- INPUT DATA
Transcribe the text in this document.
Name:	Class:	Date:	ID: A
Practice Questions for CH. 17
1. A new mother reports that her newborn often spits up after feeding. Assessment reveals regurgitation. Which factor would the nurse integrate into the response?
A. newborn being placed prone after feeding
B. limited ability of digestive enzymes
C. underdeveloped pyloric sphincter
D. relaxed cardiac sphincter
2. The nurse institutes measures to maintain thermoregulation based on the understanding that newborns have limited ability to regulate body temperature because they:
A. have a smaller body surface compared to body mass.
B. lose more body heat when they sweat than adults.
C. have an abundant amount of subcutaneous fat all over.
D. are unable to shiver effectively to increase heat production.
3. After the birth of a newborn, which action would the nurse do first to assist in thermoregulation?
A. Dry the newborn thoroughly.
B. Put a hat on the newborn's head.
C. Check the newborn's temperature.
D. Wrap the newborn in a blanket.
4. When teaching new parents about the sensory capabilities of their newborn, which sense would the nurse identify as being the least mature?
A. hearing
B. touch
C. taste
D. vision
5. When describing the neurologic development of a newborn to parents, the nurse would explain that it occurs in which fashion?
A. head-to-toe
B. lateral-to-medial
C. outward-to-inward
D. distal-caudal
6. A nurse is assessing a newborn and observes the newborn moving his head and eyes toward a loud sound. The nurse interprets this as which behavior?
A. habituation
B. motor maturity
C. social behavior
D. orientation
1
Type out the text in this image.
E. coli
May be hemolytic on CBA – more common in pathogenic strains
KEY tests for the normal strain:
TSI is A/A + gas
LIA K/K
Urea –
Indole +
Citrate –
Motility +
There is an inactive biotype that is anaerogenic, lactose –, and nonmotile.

- ACTION ITEM
An accurate, complete transcription of the records above is needed.

- REPLY
Transcribe the text in this document.
Name:	Class:	Date:	ID: A
Practice Questions for CH. 17
1. A new mother reports that her newborn often spits up after feeding. Assessment reveals regurgitation. Which factor would the nurse integrate into the response?
A. newborn being placed prone after feeding
B. limited ability of digestive enzymes
C. underdeveloped pyloric sphincter
D. relaxed cardiac sphincter
2. The nurse institutes measures to maintain thermoregulation based on the understanding that newborns have limited ability to regulate body temperature because they:
A. have a smaller body surface compared to body mass.
B. lose more body heat when they sweat than adults.
C. have an abundant amount of subcutaneous fat all over.
D. are unable to shiver effectively to increase heat production.
3. After the birth of a newborn, which action would the nurse do first to assist in thermoregulation?
A. Dry the newborn thoroughly.
B. Put a hat on the newborn's head.
C. Check the newborn's temperature.
D. Wrap the newborn in a blanket.
4. When teaching new parents about the sensory capabilities of their newborn, which sense would the nurse identify as being the least mature?
A. hearing
B. touch
C. taste
D. vision
5. When describing the neurologic development of a newborn to parents, the nurse would explain that it occurs in which fashion?
A. head-to-toe
B. lateral-to-medial
C. outward-to-inward
D. distal-caudal
6. A nurse is assessing a newborn and observes the newborn moving his head and eyes toward a loud sound. The nurse interprets this as which behavior?
A. habituation
B. motor maturity
C. social behavior
D. orientation
1
Type out the text in this image.
E. coli
May be hemolytic on CBA – more common in pathogenic strains
KEY tests for the normal strain:
TSI is A/A + gas
LIA K/K
Urea –
Indole +
Citrate –
Motility +
There is an inactive biotype that is anaerogenic, lactose –, and nonmotile.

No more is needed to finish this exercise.